## Exercise details
Below are records to be output exactly, every one of them.

## Entries supplied
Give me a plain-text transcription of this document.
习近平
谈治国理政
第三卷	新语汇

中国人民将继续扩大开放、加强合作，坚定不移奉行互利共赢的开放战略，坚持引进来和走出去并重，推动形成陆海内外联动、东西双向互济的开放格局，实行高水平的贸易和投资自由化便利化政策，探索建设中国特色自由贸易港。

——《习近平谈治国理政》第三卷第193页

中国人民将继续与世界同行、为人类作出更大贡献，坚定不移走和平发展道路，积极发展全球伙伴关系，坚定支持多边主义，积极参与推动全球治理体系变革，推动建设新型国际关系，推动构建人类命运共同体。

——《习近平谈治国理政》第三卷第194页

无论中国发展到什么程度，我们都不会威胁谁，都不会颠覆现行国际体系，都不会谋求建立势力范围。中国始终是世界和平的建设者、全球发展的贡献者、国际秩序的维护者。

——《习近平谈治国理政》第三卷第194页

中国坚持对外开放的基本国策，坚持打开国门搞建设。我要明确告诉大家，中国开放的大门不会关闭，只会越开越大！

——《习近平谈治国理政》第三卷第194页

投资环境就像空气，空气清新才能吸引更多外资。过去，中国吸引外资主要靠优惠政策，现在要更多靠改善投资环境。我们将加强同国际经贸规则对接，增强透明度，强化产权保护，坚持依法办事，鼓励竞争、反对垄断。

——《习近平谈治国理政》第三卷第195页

## Response
Give me a plain-text transcription of this document.
习近平
谈治国理政
第三卷	新语汇

中国人民将继续扩大开放、加强合作，坚定不移奉行互利共赢的开放战略，坚持引进来和走出去并重，推动形成陆海内外联动、东西双向互济的开放格局，实行高水平的贸易和投资自由化便利化政策，探索建设中国特色自由贸易港。

——《习近平谈治国理政》第三卷第193页

中国人民将继续与世界同行、为人类作出更大贡献，坚定不移走和平发展道路，积极发展全球伙伴关系，坚定支持多边主义，积极参与推动全球治理体系变革，推动建设新型国际关系，推动构建人类命运共同体。

——《习近平谈治国理政》第三卷第194页

无论中国发展到什么程度，我们都不会威胁谁，都不会颠覆现行国际体系，都不会谋求建立势力范围。中国始终是世界和平的建设者、全球发展的贡献者、国际秩序的维护者。

——《习近平谈治国理政》第三卷第194页

中国坚持对外开放的基本国策，坚持打开国门搞建设。我要明确告诉大家，中国开放的大门不会关闭，只会越开越大！

——《习近平谈治国理政》第三卷第194页

投资环境就像空气，空气清新才能吸引更多外资。过去，中国吸引外资主要靠优惠政策，现在要更多靠改善投资环境。我们将加强同国际经贸规则对接，增强透明度，强化产权保护，坚持依法办事，鼓励竞争、反对垄断。

——《习近平谈治国理政》第三卷第195页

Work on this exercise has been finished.